(SUPPLIED ENTRIES):
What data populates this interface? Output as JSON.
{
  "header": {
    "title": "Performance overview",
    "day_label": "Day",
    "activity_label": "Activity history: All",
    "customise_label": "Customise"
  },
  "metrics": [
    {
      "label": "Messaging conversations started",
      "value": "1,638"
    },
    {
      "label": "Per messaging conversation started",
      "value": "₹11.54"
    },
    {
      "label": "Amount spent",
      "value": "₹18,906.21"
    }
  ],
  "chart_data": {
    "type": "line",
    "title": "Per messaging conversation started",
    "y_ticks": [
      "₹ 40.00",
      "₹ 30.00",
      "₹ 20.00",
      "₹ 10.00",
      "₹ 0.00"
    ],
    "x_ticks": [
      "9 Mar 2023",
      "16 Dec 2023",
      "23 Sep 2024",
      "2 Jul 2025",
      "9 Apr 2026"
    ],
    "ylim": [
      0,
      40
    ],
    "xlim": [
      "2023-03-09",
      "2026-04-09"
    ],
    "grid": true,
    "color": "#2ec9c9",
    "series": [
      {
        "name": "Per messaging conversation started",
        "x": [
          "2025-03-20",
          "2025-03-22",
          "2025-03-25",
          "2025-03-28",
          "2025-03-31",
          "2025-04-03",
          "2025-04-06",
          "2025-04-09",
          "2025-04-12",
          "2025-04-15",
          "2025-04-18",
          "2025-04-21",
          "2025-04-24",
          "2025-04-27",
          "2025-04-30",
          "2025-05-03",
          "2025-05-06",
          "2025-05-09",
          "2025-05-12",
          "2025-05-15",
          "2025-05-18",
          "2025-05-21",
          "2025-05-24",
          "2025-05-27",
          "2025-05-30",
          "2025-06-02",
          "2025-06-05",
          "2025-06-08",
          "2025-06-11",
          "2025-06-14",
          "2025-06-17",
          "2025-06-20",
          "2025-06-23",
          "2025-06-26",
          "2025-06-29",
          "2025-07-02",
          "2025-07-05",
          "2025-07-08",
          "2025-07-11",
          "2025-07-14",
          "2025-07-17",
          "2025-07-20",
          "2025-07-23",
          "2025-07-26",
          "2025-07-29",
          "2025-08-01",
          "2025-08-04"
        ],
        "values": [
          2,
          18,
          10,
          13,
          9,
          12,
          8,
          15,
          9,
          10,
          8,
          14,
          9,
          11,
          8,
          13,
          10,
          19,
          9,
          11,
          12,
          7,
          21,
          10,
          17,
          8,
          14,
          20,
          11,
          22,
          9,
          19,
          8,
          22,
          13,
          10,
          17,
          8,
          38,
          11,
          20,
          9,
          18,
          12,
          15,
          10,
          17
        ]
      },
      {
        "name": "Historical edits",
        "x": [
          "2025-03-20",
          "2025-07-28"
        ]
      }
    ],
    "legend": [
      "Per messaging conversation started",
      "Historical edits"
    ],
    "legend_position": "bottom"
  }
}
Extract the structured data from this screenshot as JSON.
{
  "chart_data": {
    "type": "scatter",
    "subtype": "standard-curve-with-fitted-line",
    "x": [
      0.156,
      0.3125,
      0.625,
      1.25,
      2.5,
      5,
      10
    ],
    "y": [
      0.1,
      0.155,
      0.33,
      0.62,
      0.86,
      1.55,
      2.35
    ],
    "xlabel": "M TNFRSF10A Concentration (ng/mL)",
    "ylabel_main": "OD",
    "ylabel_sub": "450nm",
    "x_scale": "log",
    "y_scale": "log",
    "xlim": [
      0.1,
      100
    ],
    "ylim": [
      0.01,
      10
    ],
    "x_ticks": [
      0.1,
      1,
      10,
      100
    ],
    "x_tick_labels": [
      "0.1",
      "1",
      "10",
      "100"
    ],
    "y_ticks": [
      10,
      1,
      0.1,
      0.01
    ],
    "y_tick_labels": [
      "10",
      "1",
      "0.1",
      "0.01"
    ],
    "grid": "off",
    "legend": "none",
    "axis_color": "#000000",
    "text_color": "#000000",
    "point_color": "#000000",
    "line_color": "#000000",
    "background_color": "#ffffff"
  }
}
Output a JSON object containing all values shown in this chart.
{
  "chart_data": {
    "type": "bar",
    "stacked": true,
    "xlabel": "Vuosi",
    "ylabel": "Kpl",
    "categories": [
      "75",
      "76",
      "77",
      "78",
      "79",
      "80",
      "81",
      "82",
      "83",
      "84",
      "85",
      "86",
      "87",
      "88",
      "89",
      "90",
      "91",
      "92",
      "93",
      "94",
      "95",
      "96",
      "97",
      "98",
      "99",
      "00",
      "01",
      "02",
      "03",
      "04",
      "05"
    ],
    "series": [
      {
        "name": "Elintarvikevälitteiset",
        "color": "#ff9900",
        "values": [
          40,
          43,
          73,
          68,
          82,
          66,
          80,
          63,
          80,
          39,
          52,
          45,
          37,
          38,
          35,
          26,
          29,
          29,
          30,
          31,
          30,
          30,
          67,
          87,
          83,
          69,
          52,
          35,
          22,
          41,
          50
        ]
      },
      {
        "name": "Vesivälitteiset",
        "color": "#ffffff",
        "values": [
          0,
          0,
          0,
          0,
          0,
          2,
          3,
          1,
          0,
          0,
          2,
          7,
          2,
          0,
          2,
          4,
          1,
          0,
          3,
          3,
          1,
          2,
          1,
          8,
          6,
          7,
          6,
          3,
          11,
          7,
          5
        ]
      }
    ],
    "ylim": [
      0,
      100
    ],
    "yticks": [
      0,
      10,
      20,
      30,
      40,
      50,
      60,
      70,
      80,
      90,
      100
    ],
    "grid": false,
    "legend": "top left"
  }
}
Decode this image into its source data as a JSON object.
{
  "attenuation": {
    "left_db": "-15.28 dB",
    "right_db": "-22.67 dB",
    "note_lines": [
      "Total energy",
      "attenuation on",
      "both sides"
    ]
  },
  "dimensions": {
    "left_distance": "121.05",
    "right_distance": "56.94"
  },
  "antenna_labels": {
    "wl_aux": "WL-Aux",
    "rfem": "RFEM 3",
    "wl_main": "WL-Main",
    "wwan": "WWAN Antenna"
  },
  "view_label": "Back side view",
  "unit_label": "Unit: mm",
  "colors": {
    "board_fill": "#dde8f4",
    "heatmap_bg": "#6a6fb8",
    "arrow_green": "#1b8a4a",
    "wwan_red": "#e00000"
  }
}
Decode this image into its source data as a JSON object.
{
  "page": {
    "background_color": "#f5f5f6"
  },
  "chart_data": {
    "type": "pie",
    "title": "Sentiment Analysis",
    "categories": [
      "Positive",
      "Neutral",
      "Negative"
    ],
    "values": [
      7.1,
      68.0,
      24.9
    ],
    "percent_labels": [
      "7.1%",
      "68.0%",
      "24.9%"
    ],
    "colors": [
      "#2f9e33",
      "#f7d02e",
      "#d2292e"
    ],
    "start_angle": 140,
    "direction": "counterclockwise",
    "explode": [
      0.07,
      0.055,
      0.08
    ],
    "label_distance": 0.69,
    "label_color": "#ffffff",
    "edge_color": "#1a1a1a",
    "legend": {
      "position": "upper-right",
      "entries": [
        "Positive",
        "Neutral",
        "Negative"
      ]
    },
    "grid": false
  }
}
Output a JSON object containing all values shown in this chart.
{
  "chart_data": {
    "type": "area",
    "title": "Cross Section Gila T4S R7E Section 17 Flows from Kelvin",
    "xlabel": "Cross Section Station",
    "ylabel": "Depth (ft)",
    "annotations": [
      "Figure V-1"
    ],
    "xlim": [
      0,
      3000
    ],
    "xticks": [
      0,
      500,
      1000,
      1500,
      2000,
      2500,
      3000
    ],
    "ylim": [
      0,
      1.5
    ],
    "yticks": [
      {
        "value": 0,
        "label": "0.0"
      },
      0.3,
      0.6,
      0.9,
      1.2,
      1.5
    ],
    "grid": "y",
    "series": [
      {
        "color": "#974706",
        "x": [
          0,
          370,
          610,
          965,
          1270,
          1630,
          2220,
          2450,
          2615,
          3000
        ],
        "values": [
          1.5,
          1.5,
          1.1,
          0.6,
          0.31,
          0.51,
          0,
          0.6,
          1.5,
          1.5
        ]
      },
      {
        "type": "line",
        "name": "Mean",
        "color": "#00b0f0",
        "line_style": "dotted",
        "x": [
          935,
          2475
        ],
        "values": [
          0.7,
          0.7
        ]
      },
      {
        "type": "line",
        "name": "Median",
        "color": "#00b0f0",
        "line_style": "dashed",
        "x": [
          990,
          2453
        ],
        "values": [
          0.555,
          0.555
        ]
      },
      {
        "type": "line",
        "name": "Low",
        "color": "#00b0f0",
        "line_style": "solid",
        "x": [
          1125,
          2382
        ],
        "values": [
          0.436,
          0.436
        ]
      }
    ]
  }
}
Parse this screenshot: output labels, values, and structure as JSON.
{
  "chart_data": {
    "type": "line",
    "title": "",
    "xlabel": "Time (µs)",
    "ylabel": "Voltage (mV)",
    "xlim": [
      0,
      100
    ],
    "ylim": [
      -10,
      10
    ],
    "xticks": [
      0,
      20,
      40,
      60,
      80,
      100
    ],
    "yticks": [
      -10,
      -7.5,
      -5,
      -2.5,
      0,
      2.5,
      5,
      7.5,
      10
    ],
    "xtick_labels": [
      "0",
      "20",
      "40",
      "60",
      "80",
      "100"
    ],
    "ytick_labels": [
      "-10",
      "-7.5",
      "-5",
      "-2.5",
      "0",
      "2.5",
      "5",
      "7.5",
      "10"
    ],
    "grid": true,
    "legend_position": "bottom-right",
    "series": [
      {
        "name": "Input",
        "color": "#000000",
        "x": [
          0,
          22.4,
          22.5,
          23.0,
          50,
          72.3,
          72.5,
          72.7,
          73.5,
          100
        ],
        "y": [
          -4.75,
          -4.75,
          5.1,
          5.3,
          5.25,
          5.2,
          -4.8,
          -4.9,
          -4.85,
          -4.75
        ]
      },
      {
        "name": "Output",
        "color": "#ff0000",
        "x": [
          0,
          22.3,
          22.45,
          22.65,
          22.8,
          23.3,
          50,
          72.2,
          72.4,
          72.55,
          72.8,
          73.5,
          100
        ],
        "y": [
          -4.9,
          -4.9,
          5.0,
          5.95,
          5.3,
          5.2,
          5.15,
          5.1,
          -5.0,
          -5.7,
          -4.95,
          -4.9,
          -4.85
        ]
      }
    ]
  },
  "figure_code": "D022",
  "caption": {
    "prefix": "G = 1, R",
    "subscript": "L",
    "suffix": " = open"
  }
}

(WHAT YOU SHOULD DO): Starting at the line that contains "Parse this screenshot: output", print every line through the end of the listing, word for word. Leave out all the rest.

(CORRECT RESPONSE):
Parse this screenshot: output labels, values, and structure as JSON.
{
  "chart_data": {
    "type": "line",
    "title": "",
    "xlabel": "Time (µs)",
    "ylabel": "Voltage (mV)",
    "xlim": [
      0,
      100
    ],
    "ylim": [
      -10,
      10
    ],
    "xticks": [
      0,
      20,
      40,
      60,
      80,
      100
    ],
    "yticks": [
      -10,
      -7.5,
      -5,
      -2.5,
      0,
      2.5,
      5,
      7.5,
      10
    ],
    "xtick_labels": [
      "0",
      "20",
      "40",
      "60",
      "80",
      "100"
    ],
    "ytick_labels": [
      "-10",
      "-7.5",
      "-5",
      "-2.5",
      "0",
      "2.5",
      "5",
      "7.5",
      "10"
    ],
    "grid": true,
    "legend_position": "bottom-right",
    "series": [
      {
        "name": "Input",
        "color": "#000000",
        "x": [
          0,
          22.4,
          22.5,
          23.0,
          50,
          72.3,
          72.5,
          72.7,
          73.5,
          100
        ],
        "y": [
          -4.75,
          -4.75,
          5.1,
          5.3,
          5.25,
          5.2,
          -4.8,
          -4.9,
          -4.85,
          -4.75
        ]
      },
      {
        "name": "Output",
        "color": "#ff0000",
        "x": [
          0,
          22.3,
          22.45,
          22.65,
          22.8,
          23.3,
          50,
          72.2,
          72.4,
          72.55,
          72.8,
          73.5,
          100
        ],
        "y": [
          -4.9,
          -4.9,
          5.0,
          5.95,
          5.3,
          5.2,
          5.15,
          5.1,
          -5.0,
          -5.7,
          -4.95,
          -4.9,
          -4.85
        ]
      }
    ]
  },
  "figure_code": "D022",
  "caption": {
    "prefix": "G = 1, R",
    "subscript": "L",
    "suffix": " = open"
  }
}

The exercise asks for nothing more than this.